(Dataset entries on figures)
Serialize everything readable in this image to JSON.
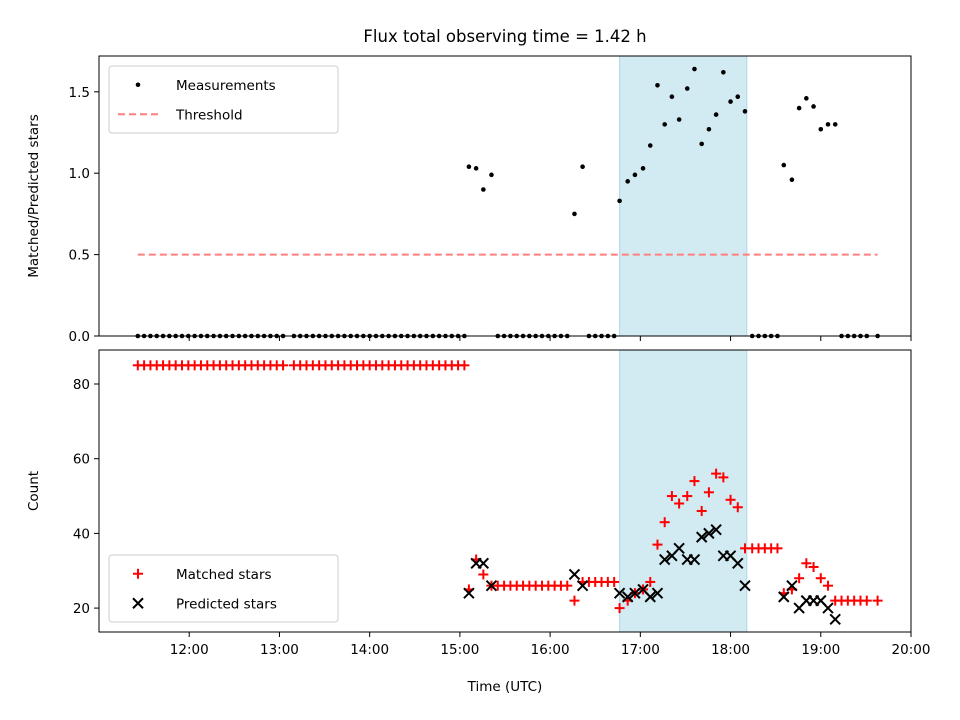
{
  "chart_data": [
    {
      "type": "scatter",
      "title": "Flux total observing time = 1.42 h",
      "xlabel": "",
      "ylabel": "Matched/Predicted stars",
      "x_unit": "hours UTC",
      "xlim": [
        11.0,
        20.0
      ],
      "ylim": [
        0.0,
        1.72
      ],
      "xticks": [
        12,
        13,
        14,
        15,
        16,
        17,
        18,
        19,
        20
      ],
      "xtick_labels": [
        "",
        "",
        "",
        "",
        "",
        "",
        "",
        "",
        ""
      ],
      "yticks": [
        0.0,
        0.5,
        1.0,
        1.5
      ],
      "ytick_labels": [
        "0.0",
        "0.5",
        "1.0",
        "1.5"
      ],
      "shaded_region": {
        "x0": 16.77,
        "x1": 18.18,
        "color": "#add8e6"
      },
      "legend": {
        "position": "upper left",
        "entries": [
          "Measurements",
          "Threshold"
        ]
      },
      "series": [
        {
          "name": "Measurements",
          "marker": "dot",
          "color": "#000000",
          "points": [
            [
              11.43,
              0
            ],
            [
              11.5,
              0
            ],
            [
              11.57,
              0
            ],
            [
              11.64,
              0
            ],
            [
              11.71,
              0
            ],
            [
              11.78,
              0
            ],
            [
              11.85,
              0
            ],
            [
              11.92,
              0
            ],
            [
              11.99,
              0
            ],
            [
              12.06,
              0
            ],
            [
              12.13,
              0
            ],
            [
              12.2,
              0
            ],
            [
              12.27,
              0
            ],
            [
              12.34,
              0
            ],
            [
              12.41,
              0
            ],
            [
              12.48,
              0
            ],
            [
              12.55,
              0
            ],
            [
              12.62,
              0
            ],
            [
              12.69,
              0
            ],
            [
              12.76,
              0
            ],
            [
              12.83,
              0
            ],
            [
              12.9,
              0
            ],
            [
              12.97,
              0
            ],
            [
              13.04,
              0
            ],
            [
              13.16,
              0
            ],
            [
              13.23,
              0
            ],
            [
              13.3,
              0
            ],
            [
              13.37,
              0
            ],
            [
              13.44,
              0
            ],
            [
              13.51,
              0
            ],
            [
              13.58,
              0
            ],
            [
              13.65,
              0
            ],
            [
              13.72,
              0
            ],
            [
              13.79,
              0
            ],
            [
              13.86,
              0
            ],
            [
              13.93,
              0
            ],
            [
              14.0,
              0
            ],
            [
              14.07,
              0
            ],
            [
              14.14,
              0
            ],
            [
              14.21,
              0
            ],
            [
              14.28,
              0
            ],
            [
              14.35,
              0
            ],
            [
              14.42,
              0
            ],
            [
              14.49,
              0
            ],
            [
              14.56,
              0
            ],
            [
              14.63,
              0
            ],
            [
              14.7,
              0
            ],
            [
              14.77,
              0
            ],
            [
              14.84,
              0
            ],
            [
              14.91,
              0
            ],
            [
              14.98,
              0
            ],
            [
              15.05,
              0
            ],
            [
              15.1,
              1.04
            ],
            [
              15.18,
              1.03
            ],
            [
              15.26,
              0.9
            ],
            [
              15.35,
              0.99
            ],
            [
              15.42,
              0
            ],
            [
              15.49,
              0
            ],
            [
              15.56,
              0
            ],
            [
              15.63,
              0
            ],
            [
              15.7,
              0
            ],
            [
              15.77,
              0
            ],
            [
              15.84,
              0
            ],
            [
              15.91,
              0
            ],
            [
              15.98,
              0
            ],
            [
              16.05,
              0
            ],
            [
              16.12,
              0
            ],
            [
              16.19,
              0
            ],
            [
              16.27,
              0.75
            ],
            [
              16.36,
              1.04
            ],
            [
              16.43,
              0
            ],
            [
              16.5,
              0
            ],
            [
              16.57,
              0
            ],
            [
              16.64,
              0
            ],
            [
              16.71,
              0
            ],
            [
              16.77,
              0.83
            ],
            [
              16.86,
              0.95
            ],
            [
              16.94,
              0.99
            ],
            [
              17.03,
              1.03
            ],
            [
              17.11,
              1.17
            ],
            [
              17.19,
              1.54
            ],
            [
              17.27,
              1.3
            ],
            [
              17.35,
              1.47
            ],
            [
              17.43,
              1.33
            ],
            [
              17.52,
              1.52
            ],
            [
              17.6,
              1.64
            ],
            [
              17.68,
              1.18
            ],
            [
              17.76,
              1.27
            ],
            [
              17.84,
              1.36
            ],
            [
              17.92,
              1.62
            ],
            [
              18.0,
              1.44
            ],
            [
              18.08,
              1.47
            ],
            [
              18.16,
              1.38
            ],
            [
              18.24,
              0
            ],
            [
              18.31,
              0
            ],
            [
              18.38,
              0
            ],
            [
              18.45,
              0
            ],
            [
              18.52,
              0
            ],
            [
              18.59,
              1.05
            ],
            [
              18.68,
              0.96
            ],
            [
              18.76,
              1.4
            ],
            [
              18.84,
              1.46
            ],
            [
              18.92,
              1.41
            ],
            [
              19.0,
              1.27
            ],
            [
              19.08,
              1.3
            ],
            [
              19.16,
              1.3
            ],
            [
              19.23,
              0
            ],
            [
              19.3,
              0
            ],
            [
              19.37,
              0
            ],
            [
              19.44,
              0
            ],
            [
              19.51,
              0
            ],
            [
              19.63,
              0
            ]
          ]
        },
        {
          "name": "Threshold",
          "marker": "dashed-line",
          "color": "#ff7f7f",
          "points": [
            [
              11.43,
              0.5
            ],
            [
              19.63,
              0.5
            ]
          ]
        }
      ]
    },
    {
      "type": "scatter",
      "title": "",
      "xlabel": "Time (UTC)",
      "ylabel": "Count",
      "x_unit": "hours UTC",
      "xlim": [
        11.0,
        20.0
      ],
      "ylim": [
        13.6,
        89.1
      ],
      "xticks": [
        12,
        13,
        14,
        15,
        16,
        17,
        18,
        19,
        20
      ],
      "xtick_labels": [
        "12:00",
        "13:00",
        "14:00",
        "15:00",
        "16:00",
        "17:00",
        "18:00",
        "19:00",
        "20:00"
      ],
      "yticks": [
        20,
        40,
        60,
        80
      ],
      "ytick_labels": [
        "20",
        "40",
        "60",
        "80"
      ],
      "shaded_region": {
        "x0": 16.77,
        "x1": 18.18,
        "color": "#add8e6"
      },
      "legend": {
        "position": "lower left",
        "entries": [
          "Matched stars",
          "Predicted stars"
        ]
      },
      "series": [
        {
          "name": "Matched stars",
          "marker": "plus",
          "color": "#ff0000",
          "points": [
            [
              11.43,
              85
            ],
            [
              11.5,
              85
            ],
            [
              11.57,
              85
            ],
            [
              11.64,
              85
            ],
            [
              11.71,
              85
            ],
            [
              11.78,
              85
            ],
            [
              11.85,
              85
            ],
            [
              11.92,
              85
            ],
            [
              11.99,
              85
            ],
            [
              12.06,
              85
            ],
            [
              12.13,
              85
            ],
            [
              12.2,
              85
            ],
            [
              12.27,
              85
            ],
            [
              12.34,
              85
            ],
            [
              12.41,
              85
            ],
            [
              12.48,
              85
            ],
            [
              12.55,
              85
            ],
            [
              12.62,
              85
            ],
            [
              12.69,
              85
            ],
            [
              12.76,
              85
            ],
            [
              12.83,
              85
            ],
            [
              12.9,
              85
            ],
            [
              12.97,
              85
            ],
            [
              13.04,
              85
            ],
            [
              13.16,
              85
            ],
            [
              13.23,
              85
            ],
            [
              13.3,
              85
            ],
            [
              13.37,
              85
            ],
            [
              13.44,
              85
            ],
            [
              13.51,
              85
            ],
            [
              13.58,
              85
            ],
            [
              13.65,
              85
            ],
            [
              13.72,
              85
            ],
            [
              13.79,
              85
            ],
            [
              13.86,
              85
            ],
            [
              13.93,
              85
            ],
            [
              14.0,
              85
            ],
            [
              14.07,
              85
            ],
            [
              14.14,
              85
            ],
            [
              14.21,
              85
            ],
            [
              14.28,
              85
            ],
            [
              14.35,
              85
            ],
            [
              14.42,
              85
            ],
            [
              14.49,
              85
            ],
            [
              14.56,
              85
            ],
            [
              14.63,
              85
            ],
            [
              14.7,
              85
            ],
            [
              14.77,
              85
            ],
            [
              14.84,
              85
            ],
            [
              14.91,
              85
            ],
            [
              14.98,
              85
            ],
            [
              15.05,
              85
            ],
            [
              15.1,
              25
            ],
            [
              15.18,
              33
            ],
            [
              15.26,
              29
            ],
            [
              15.35,
              26
            ],
            [
              15.42,
              26
            ],
            [
              15.49,
              26
            ],
            [
              15.56,
              26
            ],
            [
              15.63,
              26
            ],
            [
              15.7,
              26
            ],
            [
              15.77,
              26
            ],
            [
              15.84,
              26
            ],
            [
              15.91,
              26
            ],
            [
              15.98,
              26
            ],
            [
              16.05,
              26
            ],
            [
              16.12,
              26
            ],
            [
              16.19,
              26
            ],
            [
              16.27,
              22
            ],
            [
              16.36,
              27
            ],
            [
              16.43,
              27
            ],
            [
              16.5,
              27
            ],
            [
              16.57,
              27
            ],
            [
              16.64,
              27
            ],
            [
              16.71,
              27
            ],
            [
              16.77,
              20
            ],
            [
              16.86,
              22
            ],
            [
              16.94,
              24
            ],
            [
              17.03,
              25
            ],
            [
              17.11,
              27
            ],
            [
              17.19,
              37
            ],
            [
              17.27,
              43
            ],
            [
              17.35,
              50
            ],
            [
              17.43,
              48
            ],
            [
              17.52,
              50
            ],
            [
              17.6,
              54
            ],
            [
              17.68,
              46
            ],
            [
              17.76,
              51
            ],
            [
              17.84,
              56
            ],
            [
              17.92,
              55
            ],
            [
              18.0,
              49
            ],
            [
              18.08,
              47
            ],
            [
              18.16,
              36
            ],
            [
              18.24,
              36
            ],
            [
              18.31,
              36
            ],
            [
              18.38,
              36
            ],
            [
              18.45,
              36
            ],
            [
              18.52,
              36
            ],
            [
              18.59,
              24
            ],
            [
              18.68,
              25
            ],
            [
              18.76,
              28
            ],
            [
              18.84,
              32
            ],
            [
              18.92,
              31
            ],
            [
              19.0,
              28
            ],
            [
              19.08,
              26
            ],
            [
              19.16,
              22
            ],
            [
              19.23,
              22
            ],
            [
              19.3,
              22
            ],
            [
              19.37,
              22
            ],
            [
              19.44,
              22
            ],
            [
              19.51,
              22
            ],
            [
              19.63,
              22
            ]
          ]
        },
        {
          "name": "Predicted stars",
          "marker": "x",
          "color": "#000000",
          "points": [
            [
              15.1,
              24
            ],
            [
              15.18,
              32
            ],
            [
              15.26,
              32
            ],
            [
              15.35,
              26
            ],
            [
              16.27,
              29
            ],
            [
              16.36,
              26
            ],
            [
              16.77,
              24
            ],
            [
              16.86,
              23
            ],
            [
              16.94,
              24
            ],
            [
              17.03,
              25
            ],
            [
              17.11,
              23
            ],
            [
              17.19,
              24
            ],
            [
              17.27,
              33
            ],
            [
              17.35,
              34
            ],
            [
              17.43,
              36
            ],
            [
              17.52,
              33
            ],
            [
              17.6,
              33
            ],
            [
              17.68,
              39
            ],
            [
              17.76,
              40
            ],
            [
              17.84,
              41
            ],
            [
              17.92,
              34
            ],
            [
              18.0,
              34
            ],
            [
              18.08,
              32
            ],
            [
              18.16,
              26
            ],
            [
              18.59,
              23
            ],
            [
              18.68,
              26
            ],
            [
              18.76,
              20
            ],
            [
              18.84,
              22
            ],
            [
              18.92,
              22
            ],
            [
              19.0,
              22
            ],
            [
              19.08,
              20
            ],
            [
              19.16,
              17
            ]
          ]
        }
      ]
    }
  ]
}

> **The exercise**:
From the entries above, copy every line where the word "position" shows up.

> **Finished answer**:
        "position": "upper left",
        "position": "lower left",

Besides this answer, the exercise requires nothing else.